_Requirements_.
Look for the string "evidentiary" in the lines and copy each line that has it.

_Data provided_.
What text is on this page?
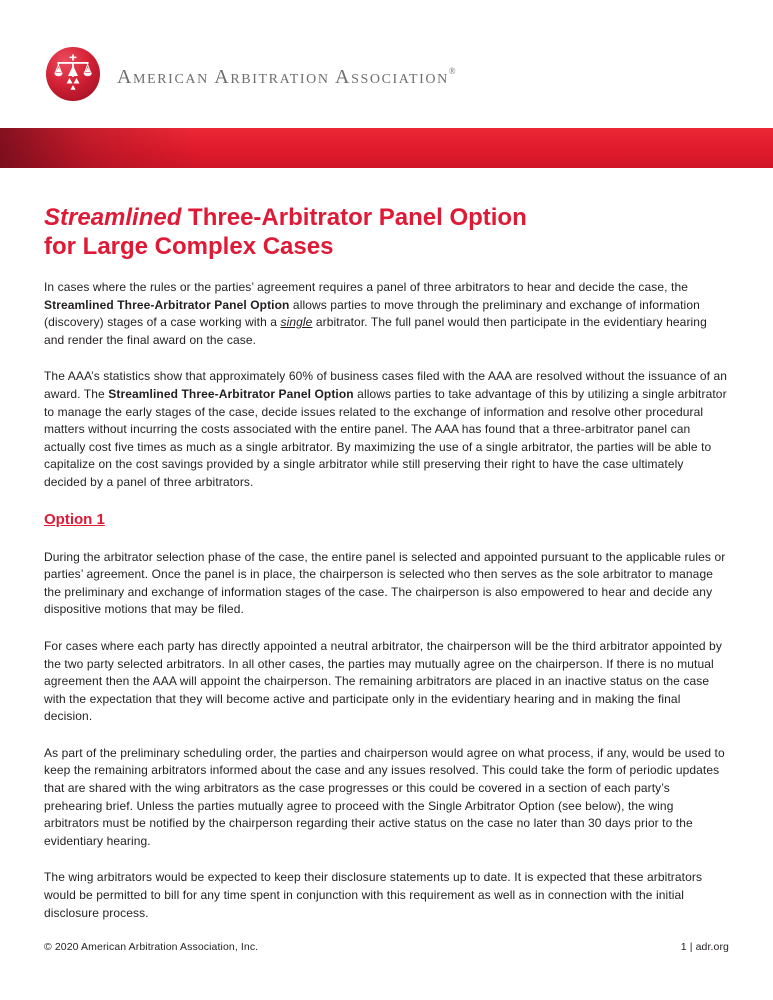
American Arbitration Association®
Streamlined Three-Arbitrator Panel Option
for Large Complex Cases

In cases where the rules or the parties’ agreement requires a panel of three arbitrators to hear and decide the case, the Streamlined Three-Arbitrator Panel Option allows parties to move through the preliminary and exchange of information (discovery) stages of a case working with a single arbitrator. The full panel would then participate in the evidentiary hearing and render the final award on the case.

The AAA’s statistics show that approximately 60% of business cases filed with the AAA are resolved without the issuance of an award. The Streamlined Three-Arbitrator Panel Option allows parties to take advantage of this by utilizing a single arbitrator to manage the early stages of the case, decide issues related to the exchange of information and resolve other procedural matters without incurring the costs associated with the entire panel. The AAA has found that a three-arbitrator panel can actually cost five times as much as a single arbitrator. By maximizing the use of a single arbitrator, the parties will be able to capitalize on the cost savings provided by a single arbitrator while still preserving their right to have the case ultimately decided by a panel of three arbitrators.

Option 1

During the arbitrator selection phase of the case, the entire panel is selected and appointed pursuant to the applicable rules or parties’ agreement. Once the panel is in place, the chairperson is selected who then serves as the sole arbitrator to manage the preliminary and exchange of information stages of the case. The chairperson is also empowered to hear and decide any dispositive motions that may be filed.

For cases where each party has directly appointed a neutral arbitrator, the chairperson will be the third arbitrator appointed by the two party selected arbitrators. In all other cases, the parties may mutually agree on the chairperson. If there is no mutual agreement then the AAA will appoint the chairperson. The remaining arbitrators are placed in an inactive status on the case with the expectation that they will become active and participate only in the evidentiary hearing and in making the final decision.

As part of the preliminary scheduling order, the parties and chairperson would agree on what process, if any, would be used to keep the remaining arbitrators informed about the case and any issues resolved. This could take the form of periodic updates that are shared with the wing arbitrators as the case progresses or this could be covered in a section of each party’s prehearing brief. Unless the parties mutually agree to proceed with the Single Arbitrator Option (see below), the wing arbitrators must be notified by the chairperson regarding their active status on the case no later than 30 days prior to the evidentiary hearing.

The wing arbitrators would be expected to keep their disclosure statements up to date. It is expected that these arbitrators would be permitted to bill for any time spent in conjunction with this requirement as well as in connection with the initial disclosure process.

© 2020 American Arbitration Association, Inc.	1 | adr.org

_Output below_.
In cases where the rules or the parties’ agreement requires a panel of three arbitrators to hear and decide the case, the Streamlined Three-Arbitrator Panel Option allows parties to move through the preliminary and exchange of information (discovery) stages of a case working with a single arbitrator. The full panel would then participate in the evidentiary hearing and render the final award on the case.
For cases where each party has directly appointed a neutral arbitrator, the chairperson will be the third arbitrator appointed by the two party selected arbitrators. In all other cases, the parties may mutually agree on the chairperson. If there is no mutual agreement then the AAA will appoint the chairperson. The remaining arbitrators are placed in an inactive status on the case with the expectation that they will become active and participate only in the evidentiary hearing and in making the final decision.
As part of the preliminary scheduling order, the parties and chairperson would agree on what process, if any, would be used to keep the remaining arbitrators informed about the case and any issues resolved. This could take the form of periodic updates that are shared with the wing arbitrators as the case progresses or this could be covered in a section of each party’s prehearing brief. Unless the parties mutually agree to proceed with the Single Arbitrator Option (see below), the wing arbitrators must be notified by the chairperson regarding their active status on the case no later than 30 days prior to the evidentiary hearing.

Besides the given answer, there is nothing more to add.